[START]

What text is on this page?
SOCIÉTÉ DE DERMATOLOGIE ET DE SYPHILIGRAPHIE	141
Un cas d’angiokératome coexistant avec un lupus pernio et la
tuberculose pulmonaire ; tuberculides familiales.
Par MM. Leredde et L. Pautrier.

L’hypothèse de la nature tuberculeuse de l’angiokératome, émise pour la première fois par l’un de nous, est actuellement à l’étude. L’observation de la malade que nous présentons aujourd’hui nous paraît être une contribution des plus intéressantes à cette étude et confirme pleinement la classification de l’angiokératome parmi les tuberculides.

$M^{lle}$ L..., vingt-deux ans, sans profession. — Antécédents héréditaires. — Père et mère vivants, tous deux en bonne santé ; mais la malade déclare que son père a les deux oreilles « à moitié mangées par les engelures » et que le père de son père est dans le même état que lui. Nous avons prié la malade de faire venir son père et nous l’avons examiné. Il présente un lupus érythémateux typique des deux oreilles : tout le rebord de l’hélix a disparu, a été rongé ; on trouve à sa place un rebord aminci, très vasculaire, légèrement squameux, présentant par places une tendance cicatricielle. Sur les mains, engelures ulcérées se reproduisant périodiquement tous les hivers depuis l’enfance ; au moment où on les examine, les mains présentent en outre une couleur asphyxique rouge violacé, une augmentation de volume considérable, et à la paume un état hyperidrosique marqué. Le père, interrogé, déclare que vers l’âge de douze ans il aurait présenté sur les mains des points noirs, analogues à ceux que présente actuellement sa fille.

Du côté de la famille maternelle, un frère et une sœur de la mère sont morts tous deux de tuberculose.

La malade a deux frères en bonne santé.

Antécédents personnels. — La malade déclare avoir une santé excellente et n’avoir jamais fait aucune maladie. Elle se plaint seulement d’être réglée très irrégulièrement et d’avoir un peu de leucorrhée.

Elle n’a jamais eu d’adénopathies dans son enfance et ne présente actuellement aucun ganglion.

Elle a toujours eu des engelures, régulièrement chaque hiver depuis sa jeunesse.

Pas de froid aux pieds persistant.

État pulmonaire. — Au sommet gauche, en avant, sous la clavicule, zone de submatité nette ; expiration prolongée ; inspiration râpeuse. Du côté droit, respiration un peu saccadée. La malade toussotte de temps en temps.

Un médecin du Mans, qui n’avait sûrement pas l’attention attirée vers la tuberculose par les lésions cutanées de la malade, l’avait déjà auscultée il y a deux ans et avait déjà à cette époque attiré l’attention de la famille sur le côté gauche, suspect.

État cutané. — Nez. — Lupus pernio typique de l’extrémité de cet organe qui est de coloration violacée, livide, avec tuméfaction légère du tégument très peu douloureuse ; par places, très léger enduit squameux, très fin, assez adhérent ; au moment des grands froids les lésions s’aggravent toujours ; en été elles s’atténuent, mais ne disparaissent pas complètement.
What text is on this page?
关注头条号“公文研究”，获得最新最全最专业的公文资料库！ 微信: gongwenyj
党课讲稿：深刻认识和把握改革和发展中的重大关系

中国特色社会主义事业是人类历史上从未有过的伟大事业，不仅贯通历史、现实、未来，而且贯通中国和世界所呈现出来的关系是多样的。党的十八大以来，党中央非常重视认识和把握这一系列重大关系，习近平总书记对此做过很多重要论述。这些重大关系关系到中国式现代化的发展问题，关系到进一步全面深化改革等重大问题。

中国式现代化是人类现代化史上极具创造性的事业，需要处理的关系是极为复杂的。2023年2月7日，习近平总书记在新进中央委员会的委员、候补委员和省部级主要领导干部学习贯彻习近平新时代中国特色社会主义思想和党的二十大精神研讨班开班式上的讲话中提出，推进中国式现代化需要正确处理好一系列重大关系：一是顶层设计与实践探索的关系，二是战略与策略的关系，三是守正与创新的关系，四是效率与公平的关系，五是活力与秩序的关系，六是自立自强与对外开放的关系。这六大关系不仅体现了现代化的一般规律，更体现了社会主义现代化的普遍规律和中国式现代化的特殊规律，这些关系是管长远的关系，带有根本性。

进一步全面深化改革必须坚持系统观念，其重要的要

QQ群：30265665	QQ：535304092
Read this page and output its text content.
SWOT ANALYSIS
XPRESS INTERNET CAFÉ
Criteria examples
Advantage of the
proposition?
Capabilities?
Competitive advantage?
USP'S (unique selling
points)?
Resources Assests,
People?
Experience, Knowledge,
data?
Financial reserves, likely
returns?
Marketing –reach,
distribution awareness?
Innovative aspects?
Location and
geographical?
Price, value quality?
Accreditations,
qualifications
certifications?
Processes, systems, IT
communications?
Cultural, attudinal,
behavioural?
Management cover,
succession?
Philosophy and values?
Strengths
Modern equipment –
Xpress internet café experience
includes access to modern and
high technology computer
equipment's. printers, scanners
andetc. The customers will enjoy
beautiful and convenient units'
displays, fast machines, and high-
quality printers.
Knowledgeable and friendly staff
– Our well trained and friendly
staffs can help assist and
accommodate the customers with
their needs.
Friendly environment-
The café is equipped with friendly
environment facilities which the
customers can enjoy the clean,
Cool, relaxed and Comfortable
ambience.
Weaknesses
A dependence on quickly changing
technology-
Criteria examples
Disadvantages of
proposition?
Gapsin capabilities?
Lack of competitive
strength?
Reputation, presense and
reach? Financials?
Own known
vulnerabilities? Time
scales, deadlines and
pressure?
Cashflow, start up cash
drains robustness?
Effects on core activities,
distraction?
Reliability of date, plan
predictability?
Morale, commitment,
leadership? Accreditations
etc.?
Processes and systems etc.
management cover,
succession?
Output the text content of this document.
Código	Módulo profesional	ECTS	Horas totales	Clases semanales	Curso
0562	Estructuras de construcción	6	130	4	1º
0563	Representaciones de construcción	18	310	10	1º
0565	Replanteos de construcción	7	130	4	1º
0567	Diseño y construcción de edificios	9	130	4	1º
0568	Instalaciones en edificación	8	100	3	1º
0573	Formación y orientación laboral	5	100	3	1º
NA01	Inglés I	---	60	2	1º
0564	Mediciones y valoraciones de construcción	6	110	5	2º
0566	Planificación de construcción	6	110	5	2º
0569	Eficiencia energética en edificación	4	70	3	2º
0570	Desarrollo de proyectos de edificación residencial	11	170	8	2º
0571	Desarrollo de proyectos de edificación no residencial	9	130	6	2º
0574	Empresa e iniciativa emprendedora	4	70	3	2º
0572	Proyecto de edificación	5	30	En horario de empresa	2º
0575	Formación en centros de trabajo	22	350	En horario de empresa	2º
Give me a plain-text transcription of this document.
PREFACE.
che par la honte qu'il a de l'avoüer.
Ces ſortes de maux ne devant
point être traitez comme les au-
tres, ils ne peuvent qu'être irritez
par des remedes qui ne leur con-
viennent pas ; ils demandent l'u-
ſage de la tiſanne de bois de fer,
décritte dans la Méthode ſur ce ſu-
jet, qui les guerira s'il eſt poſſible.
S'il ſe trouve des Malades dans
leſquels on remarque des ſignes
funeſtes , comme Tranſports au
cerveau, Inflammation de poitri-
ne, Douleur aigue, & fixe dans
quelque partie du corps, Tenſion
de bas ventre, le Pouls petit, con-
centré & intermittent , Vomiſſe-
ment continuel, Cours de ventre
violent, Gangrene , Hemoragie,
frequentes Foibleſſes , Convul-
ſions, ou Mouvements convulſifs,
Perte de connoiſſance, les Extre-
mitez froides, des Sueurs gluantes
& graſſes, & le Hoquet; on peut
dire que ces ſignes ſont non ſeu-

[END]

-- Instructions to follow --
Type out the full listing again, exactly as given.

-- Result --
What text is on this page?
SOCIÉTÉ DE DERMATOLOGIE ET DE SYPHILIGRAPHIE	141
Un cas d’angiokératome coexistant avec un lupus pernio et la
tuberculose pulmonaire ; tuberculides familiales.
Par MM. Leredde et L. Pautrier.

L’hypothèse de la nature tuberculeuse de l’angiokératome, émise pour la première fois par l’un de nous, est actuellement à l’étude. L’observation de la malade que nous présentons aujourd’hui nous paraît être une contribution des plus intéressantes à cette étude et confirme pleinement la classification de l’angiokératome parmi les tuberculides.

$M^{lle}$ L..., vingt-deux ans, sans profession. — Antécédents héréditaires. — Père et mère vivants, tous deux en bonne santé ; mais la malade déclare que son père a les deux oreilles « à moitié mangées par les engelures » et que le père de son père est dans le même état que lui. Nous avons prié la malade de faire venir son père et nous l’avons examiné. Il présente un lupus érythémateux typique des deux oreilles : tout le rebord de l’hélix a disparu, a été rongé ; on trouve à sa place un rebord aminci, très vasculaire, légèrement squameux, présentant par places une tendance cicatricielle. Sur les mains, engelures ulcérées se reproduisant périodiquement tous les hivers depuis l’enfance ; au moment où on les examine, les mains présentent en outre une couleur asphyxique rouge violacé, une augmentation de volume considérable, et à la paume un état hyperidrosique marqué. Le père, interrogé, déclare que vers l’âge de douze ans il aurait présenté sur les mains des points noirs, analogues à ceux que présente actuellement sa fille.

Du côté de la famille maternelle, un frère et une sœur de la mère sont morts tous deux de tuberculose.

La malade a deux frères en bonne santé.

Antécédents personnels. — La malade déclare avoir une santé excellente et n’avoir jamais fait aucune maladie. Elle se plaint seulement d’être réglée très irrégulièrement et d’avoir un peu de leucorrhée.

Elle n’a jamais eu d’adénopathies dans son enfance et ne présente actuellement aucun ganglion.

Elle a toujours eu des engelures, régulièrement chaque hiver depuis sa jeunesse.

Pas de froid aux pieds persistant.

État pulmonaire. — Au sommet gauche, en avant, sous la clavicule, zone de submatité nette ; expiration prolongée ; inspiration râpeuse. Du côté droit, respiration un peu saccadée. La malade toussotte de temps en temps.

Un médecin du Mans, qui n’avait sûrement pas l’attention attirée vers la tuberculose par les lésions cutanées de la malade, l’avait déjà auscultée il y a deux ans et avait déjà à cette époque attiré l’attention de la famille sur le côté gauche, suspect.

État cutané. — Nez. — Lupus pernio typique de l’extrémité de cet organe qui est de coloration violacée, livide, avec tuméfaction légère du tégument très peu douloureuse ; par places, très léger enduit squameux, très fin, assez adhérent ; au moment des grands froids les lésions s’aggravent toujours ; en été elles s’atténuent, mais ne disparaissent pas complètement.
What text is on this page?
关注头条号“公文研究”，获得最新最全最专业的公文资料库！ 微信: gongwenyj
党课讲稿：深刻认识和把握改革和发展中的重大关系

中国特色社会主义事业是人类历史上从未有过的伟大事业，不仅贯通历史、现实、未来，而且贯通中国和世界所呈现出来的关系是多样的。党的十八大以来，党中央非常重视认识和把握这一系列重大关系，习近平总书记对此做过很多重要论述。这些重大关系关系到中国式现代化的发展问题，关系到进一步全面深化改革等重大问题。

中国式现代化是人类现代化史上极具创造性的事业，需要处理的关系是极为复杂的。2023年2月7日，习近平总书记在新进中央委员会的委员、候补委员和省部级主要领导干部学习贯彻习近平新时代中国特色社会主义思想和党的二十大精神研讨班开班式上的讲话中提出，推进中国式现代化需要正确处理好一系列重大关系：一是顶层设计与实践探索的关系，二是战略与策略的关系，三是守正与创新的关系，四是效率与公平的关系，五是活力与秩序的关系，六是自立自强与对外开放的关系。这六大关系不仅体现了现代化的一般规律，更体现了社会主义现代化的普遍规律和中国式现代化的特殊规律，这些关系是管长远的关系，带有根本性。

进一步全面深化改革必须坚持系统观念，其重要的要

QQ群：30265665	QQ：535304092
Read this page and output its text content.
SWOT ANALYSIS
XPRESS INTERNET CAFÉ
Criteria examples
Advantage of the
proposition?
Capabilities?
Competitive advantage?
USP'S (unique selling
points)?
Resources Assests,
People?
Experience, Knowledge,
data?
Financial reserves, likely
returns?
Marketing –reach,
distribution awareness?
Innovative aspects?
Location and
geographical?
Price, value quality?
Accreditations,
qualifications
certifications?
Processes, systems, IT
communications?
Cultural, attudinal,
behavioural?
Management cover,
succession?
Philosophy and values?
Strengths
Modern equipment –
Xpress internet café experience
includes access to modern and
high technology computer
equipment's. printers, scanners
andetc. The customers will enjoy
beautiful and convenient units'
displays, fast machines, and high-
quality printers.
Knowledgeable and friendly staff
– Our well trained and friendly
staffs can help assist and
accommodate the customers with
their needs.
Friendly environment-
The café is equipped with friendly
environment facilities which the
customers can enjoy the clean,
Cool, relaxed and Comfortable
ambience.
Weaknesses
A dependence on quickly changing
technology-
Criteria examples
Disadvantages of
proposition?
Gapsin capabilities?
Lack of competitive
strength?
Reputation, presense and
reach? Financials?
Own known
vulnerabilities? Time
scales, deadlines and
pressure?
Cashflow, start up cash
drains robustness?
Effects on core activities,
distraction?
Reliability of date, plan
predictability?
Morale, commitment,
leadership? Accreditations
etc.?
Processes and systems etc.
management cover,
succession?
Output the text content of this document.
Código	Módulo profesional	ECTS	Horas totales	Clases semanales	Curso
0562	Estructuras de construcción	6	130	4	1º
0563	Representaciones de construcción	18	310	10	1º
0565	Replanteos de construcción	7	130	4	1º
0567	Diseño y construcción de edificios	9	130	4	1º
0568	Instalaciones en edificación	8	100	3	1º
0573	Formación y orientación laboral	5	100	3	1º
NA01	Inglés I	---	60	2	1º
0564	Mediciones y valoraciones de construcción	6	110	5	2º
0566	Planificación de construcción	6	110	5	2º
0569	Eficiencia energética en edificación	4	70	3	2º
0570	Desarrollo de proyectos de edificación residencial	11	170	8	2º
0571	Desarrollo de proyectos de edificación no residencial	9	130	6	2º
0574	Empresa e iniciativa emprendedora	4	70	3	2º
0572	Proyecto de edificación	5	30	En horario de empresa	2º
0575	Formación en centros de trabajo	22	350	En horario de empresa	2º
Give me a plain-text transcription of this document.
PREFACE.
che par la honte qu'il a de l'avoüer.
Ces ſortes de maux ne devant
point être traitez comme les au-
tres, ils ne peuvent qu'être irritez
par des remedes qui ne leur con-
viennent pas ; ils demandent l'u-
ſage de la tiſanne de bois de fer,
décritte dans la Méthode ſur ce ſu-
jet, qui les guerira s'il eſt poſſible.
S'il ſe trouve des Malades dans
leſquels on remarque des ſignes
funeſtes , comme Tranſports au
cerveau, Inflammation de poitri-
ne, Douleur aigue, & fixe dans
quelque partie du corps, Tenſion
de bas ventre, le Pouls petit, con-
centré & intermittent , Vomiſſe-
ment continuel, Cours de ventre
violent, Gangrene , Hemoragie,
frequentes Foibleſſes , Convul-
ſions, ou Mouvements convulſifs,
Perte de connoiſſance, les Extre-
mitez froides, des Sueurs gluantes
& graſſes, & le Hoquet; on peut
dire que ces ſignes ſont non ſeu-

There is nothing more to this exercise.